DO THIS:
Copy out every line of the records where the string "прапорів" occurs.

========

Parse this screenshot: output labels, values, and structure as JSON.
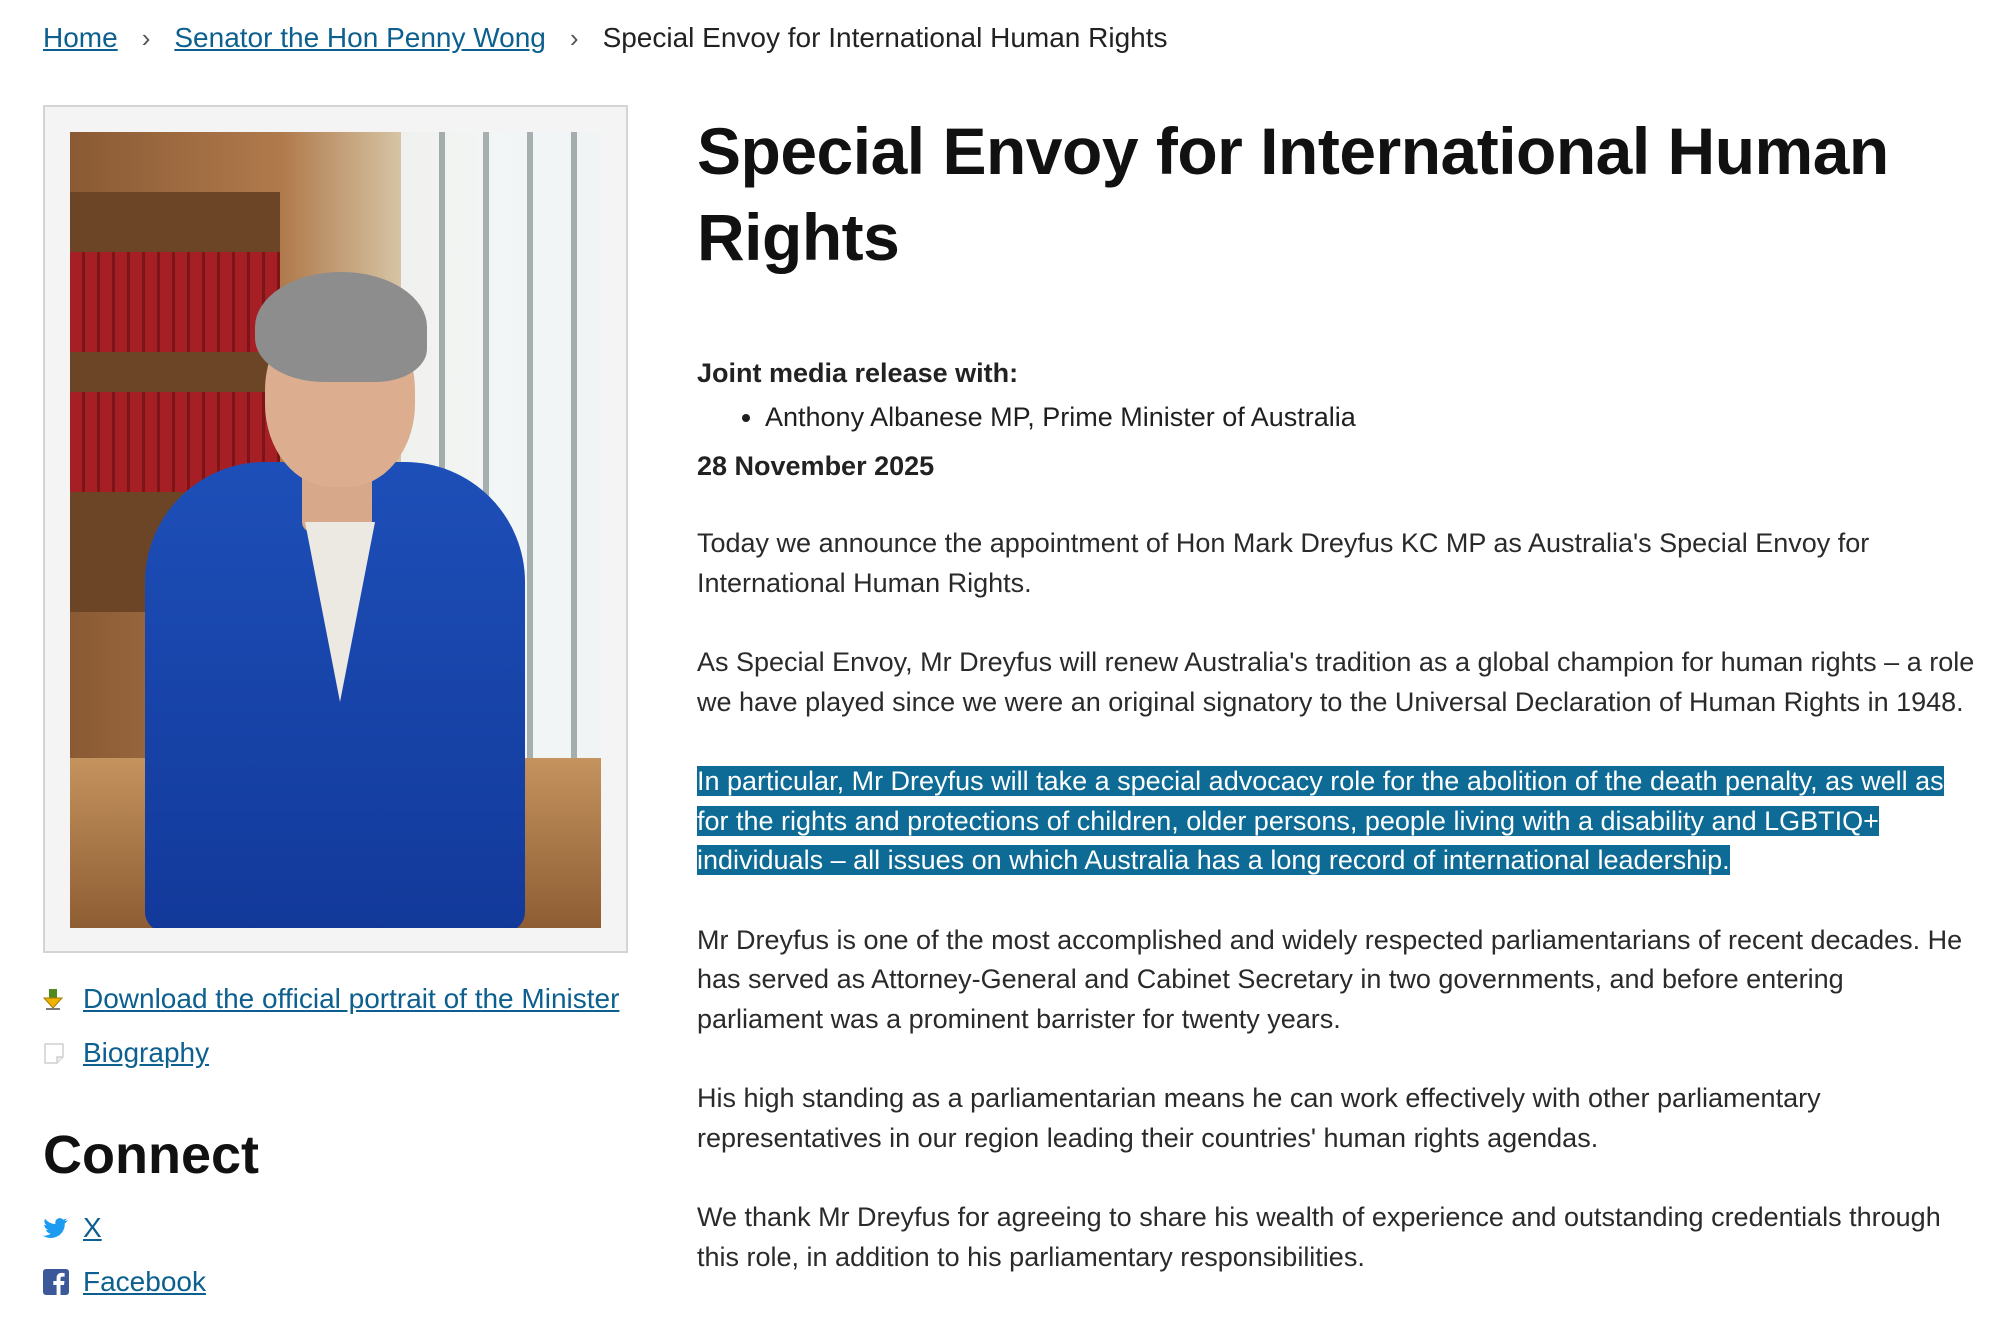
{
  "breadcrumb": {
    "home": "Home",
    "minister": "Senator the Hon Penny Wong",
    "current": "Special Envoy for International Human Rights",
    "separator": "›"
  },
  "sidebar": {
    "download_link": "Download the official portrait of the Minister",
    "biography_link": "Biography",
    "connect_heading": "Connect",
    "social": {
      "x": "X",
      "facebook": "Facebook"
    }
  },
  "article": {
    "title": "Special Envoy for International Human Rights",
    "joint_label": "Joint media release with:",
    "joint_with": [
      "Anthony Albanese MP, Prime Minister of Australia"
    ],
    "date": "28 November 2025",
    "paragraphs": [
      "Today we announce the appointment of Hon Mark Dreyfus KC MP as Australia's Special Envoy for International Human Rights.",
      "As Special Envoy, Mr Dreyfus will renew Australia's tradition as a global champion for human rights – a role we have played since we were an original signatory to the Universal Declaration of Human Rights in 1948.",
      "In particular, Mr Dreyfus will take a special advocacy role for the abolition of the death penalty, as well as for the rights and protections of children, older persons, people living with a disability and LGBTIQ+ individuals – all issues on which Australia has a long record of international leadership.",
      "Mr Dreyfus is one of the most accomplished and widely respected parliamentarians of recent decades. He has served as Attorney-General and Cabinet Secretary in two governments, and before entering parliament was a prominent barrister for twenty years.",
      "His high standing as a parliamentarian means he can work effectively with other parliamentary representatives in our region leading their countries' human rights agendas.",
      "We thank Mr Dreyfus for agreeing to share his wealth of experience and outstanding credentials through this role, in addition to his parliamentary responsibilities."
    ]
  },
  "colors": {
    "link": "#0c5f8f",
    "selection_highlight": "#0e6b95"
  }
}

========

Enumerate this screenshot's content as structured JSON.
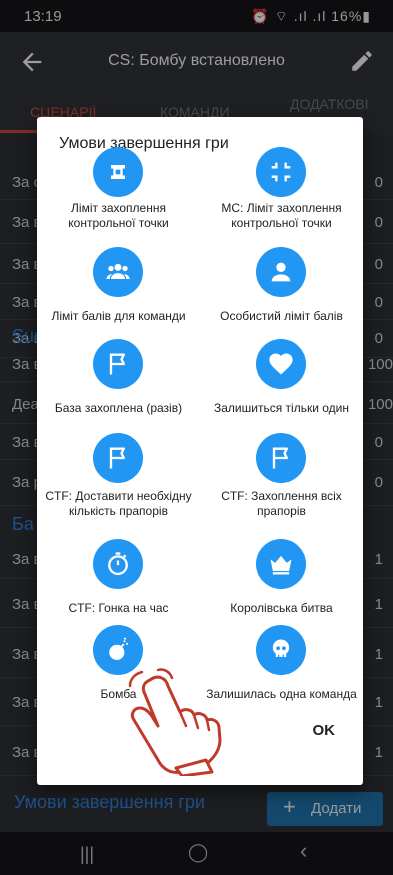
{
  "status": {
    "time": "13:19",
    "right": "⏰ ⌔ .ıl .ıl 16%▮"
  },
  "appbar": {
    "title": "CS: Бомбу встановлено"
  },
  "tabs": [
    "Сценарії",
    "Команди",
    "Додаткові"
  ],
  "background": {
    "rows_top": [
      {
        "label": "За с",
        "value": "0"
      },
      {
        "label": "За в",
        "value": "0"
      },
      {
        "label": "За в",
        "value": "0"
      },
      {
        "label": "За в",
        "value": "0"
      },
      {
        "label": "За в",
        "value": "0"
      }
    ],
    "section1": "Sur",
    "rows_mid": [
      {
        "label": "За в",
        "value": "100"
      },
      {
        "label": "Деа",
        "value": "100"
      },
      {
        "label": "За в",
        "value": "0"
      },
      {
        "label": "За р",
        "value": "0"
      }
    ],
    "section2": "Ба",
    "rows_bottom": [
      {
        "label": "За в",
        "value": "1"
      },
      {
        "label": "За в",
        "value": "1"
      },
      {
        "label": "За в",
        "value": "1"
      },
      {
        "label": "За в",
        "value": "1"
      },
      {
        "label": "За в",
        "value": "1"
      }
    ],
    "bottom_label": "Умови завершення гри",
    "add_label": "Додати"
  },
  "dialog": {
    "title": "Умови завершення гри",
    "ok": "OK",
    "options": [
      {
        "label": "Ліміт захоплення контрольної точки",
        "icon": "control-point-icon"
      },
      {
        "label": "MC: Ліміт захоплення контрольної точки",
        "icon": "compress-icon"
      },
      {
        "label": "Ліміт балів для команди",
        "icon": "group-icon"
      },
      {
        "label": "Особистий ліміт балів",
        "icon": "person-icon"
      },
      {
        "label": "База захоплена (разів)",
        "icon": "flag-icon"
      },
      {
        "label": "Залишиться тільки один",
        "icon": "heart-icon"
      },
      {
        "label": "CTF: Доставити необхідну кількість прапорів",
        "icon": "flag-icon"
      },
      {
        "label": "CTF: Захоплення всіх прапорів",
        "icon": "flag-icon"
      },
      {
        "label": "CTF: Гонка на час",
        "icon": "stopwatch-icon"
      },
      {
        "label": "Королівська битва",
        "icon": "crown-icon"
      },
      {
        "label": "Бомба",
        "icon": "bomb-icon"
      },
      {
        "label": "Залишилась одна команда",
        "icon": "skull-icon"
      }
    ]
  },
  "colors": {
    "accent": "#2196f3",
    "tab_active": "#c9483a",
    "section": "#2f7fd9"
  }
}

========

WRITTEN REPLY:
        "label": "CTF: Доставити необхідну кількість прапорів",
        "label": "CTF: Захоплення всіх прапорів",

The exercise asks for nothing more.